WHAT TO PRODUCE. Reproduce the listing below without changes, except that pictures are left out.

========================================

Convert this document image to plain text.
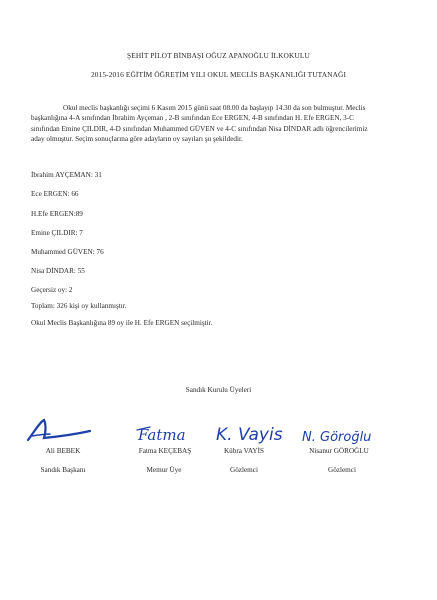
ŞEHİT PİLOT BİNBAŞI OĞUZ APANOĞLU İLKOKULU
2015-2016 EĞİTİM ÖĞRETİM YILI OKUL MECLİS BAŞKANLIĞI TUTANAĞI

Okul meclis başkanlığı seçimi 6 Kasım 2015 günü saat 08.00 da başlayıp 14.30 da son bulmuştur. Meclis başkanlığına 4-A sınıfından İbrahim Ayçeman , 2-B sınıfından Ece ERGEN, 4-B sınıfından H. Efe ERGEN, 3-C sınıfından Emine ÇILDIR, 4-D sınıfından Muhammed GÜVEN ve 4-C sınıfından Nisa DİNDAR adlı öğrencilerimiz aday olmuştur. Seçim sonuçlarına göre adayların oy sayıları şu şekildedir.

İbrahim AYÇEMAN: 31
Ece ERGEN: 66
H.Efe ERGEN:89
Emine ÇILDIR: 7
Muhammed GÜVEN: 76
Nisa DİNDAR: 55
Geçersiz oy: 2
Toplam: 326 kişi oy kullanmıştır.
Okul Meclis Başkanlığına 89 oy ile H. Efe ERGEN seçilmiştir.
Sandık Kurulu Üyeleri
Fatma K. Vayis N. Göroğlu
Ali BEBEK	Fatma KEÇEBAŞ	Kübra VAYİS	Nisanur GÖROĞLU
Sandık Başkanı	Memur Üye	Gözlemci	Gözlemci
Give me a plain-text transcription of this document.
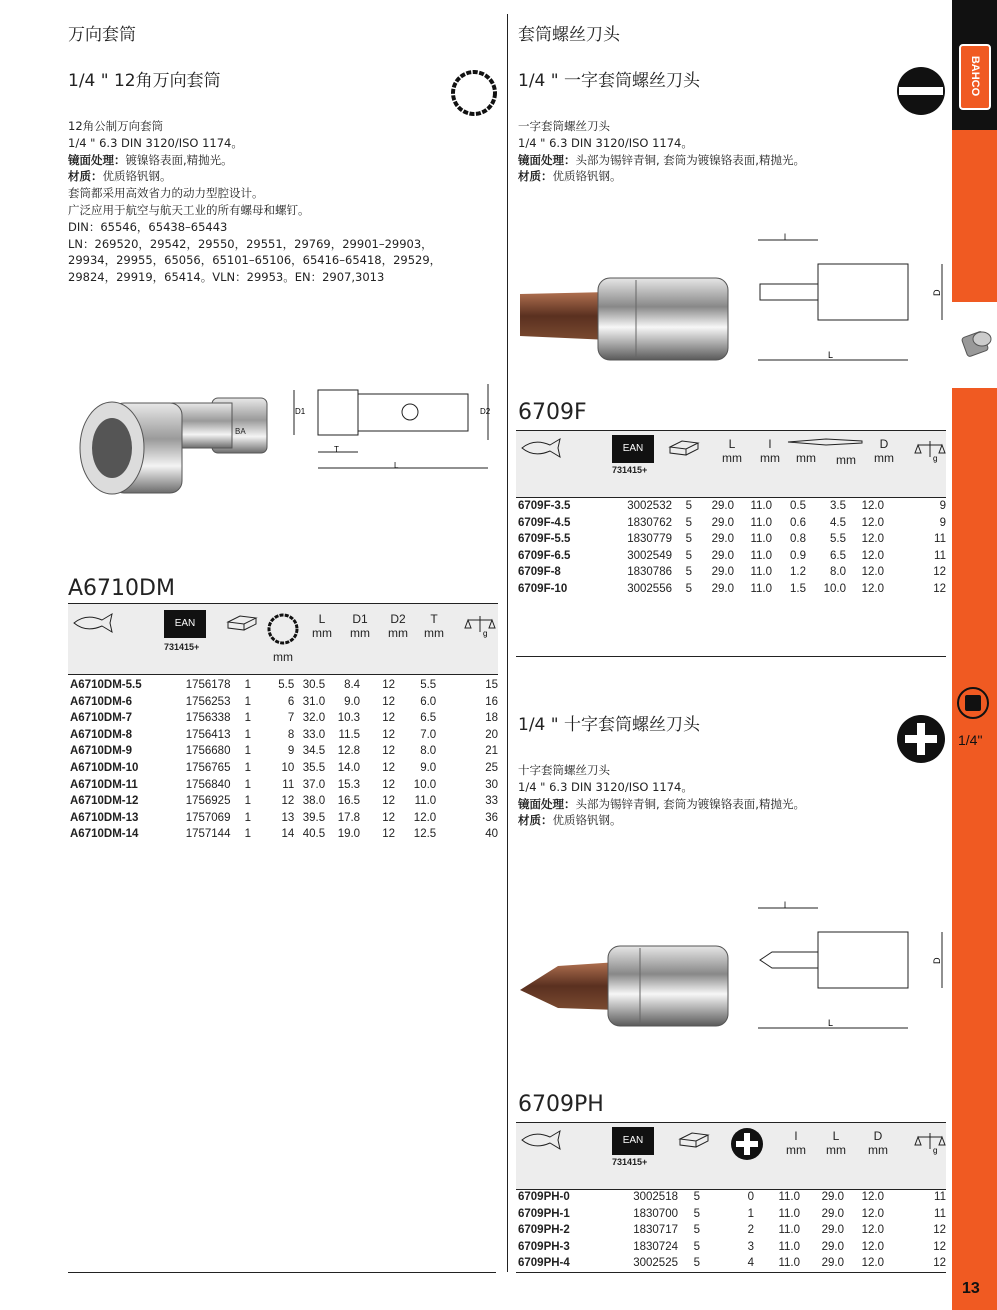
万向套筒
1/4 " 12角万向套筒
12角公制万向套筒
1/4 " 6.3 DIN 3120/ISO 1174。
镜面处理：镀镍铬表面,精抛光。
材质：优质铬钒钢。
套筒都采用高效省力的动力型腔设计。
广泛应用于航空与航天工业的所有螺母和螺钉。
DIN：65546，65438–65443
LN：269520，29542，29550，29551，29769，29901–29903，
29934，29955，65056，65101–65106，65416–65418，29529，
29824，29919，65414。VLN：29953。EN：2907,3013
BA
D1	D2
T
L
A6710DM
EAN
731415+
mm
L
mm
D1
mm
D2
mm
T
mm	g
A6710DM-5.5	1756178	1	5.5	30.5	8.4	12	5.5	15
A6710DM-6	1756253	1	6	31.0	9.0	12	6.0	16
A6710DM-7	1756338	1	7	32.0	10.3	12	6.5	18
A6710DM-8	1756413	1	8	33.0	11.5	12	7.0	20
A6710DM-9	1756680	1	9	34.5	12.8	12	8.0	21
A6710DM-10	1756765	1	10	35.5	14.0	12	9.0	25
A6710DM-11	1756840	1	11	37.0	15.3	12	10.0	30
A6710DM-12	1756925	1	12	38.0	16.5	12	11.0	33
A6710DM-13	1757069	1	13	39.5	17.8	12	12.0	36
A6710DM-14	1757144	1	14	40.5	19.0	12	12.5	40
套筒螺丝刀头
1/4 " 一字套筒螺丝刀头
一字套筒螺丝刀头
1/4 " 6.3 DIN 3120/ISO 1174。
镜面处理：头部为锡锌青铜, 套筒为镀镍铬表面,精抛光。
材质：优质铬钒钢。
l
D
L
6709F
EAN
731415+
L
mm
l
mm	mm	mm
D
mm	g
6709F-3.5	3002532	5	29.0	11.0	0.5	3.5	12.0	9
6709F-4.5	1830762	5	29.0	11.0	0.6	4.5	12.0	9
6709F-5.5	1830779	5	29.0	11.0	0.8	5.5	12.0	11
6709F-6.5	3002549	5	29.0	11.0	0.9	6.5	12.0	11
6709F-8	1830786	5	29.0	11.0	1.2	8.0	12.0	12
6709F-10	3002556	5	29.0	11.0	1.5	10.0	12.0	12
1/4 " 十字套筒螺丝刀头
十字套筒螺丝刀头
1/4 " 6.3 DIN 3120/ISO 1174。
镜面处理：头部为锡锌青铜, 套筒为镀镍铬表面,精抛光。
材质：优质铬钒钢。
l
D
L
6709PH
EAN
731415+
l
mm
L
mm
D
mm	g
6709PH-0	3002518	5	0	11.0	29.0	12.0	11
6709PH-1	1830700	5	1	11.0	29.0	12.0	11
6709PH-2	1830717	5	2	11.0	29.0	12.0	12
6709PH-3	1830724	5	3	11.0	29.0	12.0	12
6709PH-4	3002525	5	4	11.0	29.0	12.0	12
BAHCO
1/4"
13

========================================

TASK RESPONSE.
Convert this document image to plain text.
ŞEHİT PİLOT BİNBAŞI OĞUZ APANOĞLU İLKOKULU
2015-2016 EĞİTİM ÖĞRETİM YILI OKUL MECLİS BAŞKANLIĞI TUTANAĞI

Okul meclis başkanlığı seçimi 6 Kasım 2015 günü saat 08.00 da başlayıp 14.30 da son bulmuştur. Meclis başkanlığına 4-A sınıfından İbrahim Ayçeman , 2-B sınıfından Ece ERGEN, 4-B sınıfından H. Efe ERGEN, 3-C sınıfından Emine ÇILDIR, 4-D sınıfından Muhammed GÜVEN ve 4-C sınıfından Nisa DİNDAR adlı öğrencilerimiz aday olmuştur. Seçim sonuçlarına göre adayların oy sayıları şu şekildedir.

İbrahim AYÇEMAN: 31
Ece ERGEN: 66
H.Efe ERGEN:89
Emine ÇILDIR: 7
Muhammed GÜVEN: 76
Nisa DİNDAR: 55
Geçersiz oy: 2
Toplam: 326 kişi oy kullanmıştır.
Okul Meclis Başkanlığına 89 oy ile H. Efe ERGEN seçilmiştir.
Sandık Kurulu Üyeleri
Fatma K. Vayis N. Göroğlu
Ali BEBEK	Fatma KEÇEBAŞ	Kübra VAYİS	Nisanur GÖROĞLU
Sandık Başkanı	Memur Üye	Gözlemci	Gözlemci
Give me a plain-text transcription of this document.
万向套筒
1/4 " 12角万向套筒
12角公制万向套筒
1/4 " 6.3 DIN 3120/ISO 1174。
镜面处理：镀镍铬表面,精抛光。
材质：优质铬钒钢。
套筒都采用高效省力的动力型腔设计。
广泛应用于航空与航天工业的所有螺母和螺钉。
DIN：65546，65438–65443
LN：269520，29542，29550，29551，29769，29901–29903，
29934，29955，65056，65101–65106，65416–65418，29529，
29824，29919，65414。VLN：29953。EN：2907,3013
BA
D1	D2
T
L
A6710DM
EAN
731415+
mm
L
mm
D1
mm
D2
mm
T
mm	g
A6710DM-5.5	1756178	1	5.5	30.5	8.4	12	5.5	15
A6710DM-6	1756253	1	6	31.0	9.0	12	6.0	16
A6710DM-7	1756338	1	7	32.0	10.3	12	6.5	18
A6710DM-8	1756413	1	8	33.0	11.5	12	7.0	20
A6710DM-9	1756680	1	9	34.5	12.8	12	8.0	21
A6710DM-10	1756765	1	10	35.5	14.0	12	9.0	25
A6710DM-11	1756840	1	11	37.0	15.3	12	10.0	30
A6710DM-12	1756925	1	12	38.0	16.5	12	11.0	33
A6710DM-13	1757069	1	13	39.5	17.8	12	12.0	36
A6710DM-14	1757144	1	14	40.5	19.0	12	12.5	40
套筒螺丝刀头
1/4 " 一字套筒螺丝刀头
一字套筒螺丝刀头
1/4 " 6.3 DIN 3120/ISO 1174。
镜面处理：头部为锡锌青铜, 套筒为镀镍铬表面,精抛光。
材质：优质铬钒钢。
l
D
L
6709F
EAN
731415+
L
mm
l
mm	mm	mm
D
mm	g
6709F-3.5	3002532	5	29.0	11.0	0.5	3.5	12.0	9
6709F-4.5	1830762	5	29.0	11.0	0.6	4.5	12.0	9
6709F-5.5	1830779	5	29.0	11.0	0.8	5.5	12.0	11
6709F-6.5	3002549	5	29.0	11.0	0.9	6.5	12.0	11
6709F-8	1830786	5	29.0	11.0	1.2	8.0	12.0	12
6709F-10	3002556	5	29.0	11.0	1.5	10.0	12.0	12
1/4 " 十字套筒螺丝刀头
十字套筒螺丝刀头
1/4 " 6.3 DIN 3120/ISO 1174。
镜面处理：头部为锡锌青铜, 套筒为镀镍铬表面,精抛光。
材质：优质铬钒钢。
l
D
L
6709PH
EAN
731415+
l
mm
L
mm
D
mm	g
6709PH-0	3002518	5	0	11.0	29.0	12.0	11
6709PH-1	1830700	5	1	11.0	29.0	12.0	11
6709PH-2	1830717	5	2	11.0	29.0	12.0	12
6709PH-3	1830724	5	3	11.0	29.0	12.0	12
6709PH-4	3002525	5	4	11.0	29.0	12.0	12
BAHCO
1/4"
13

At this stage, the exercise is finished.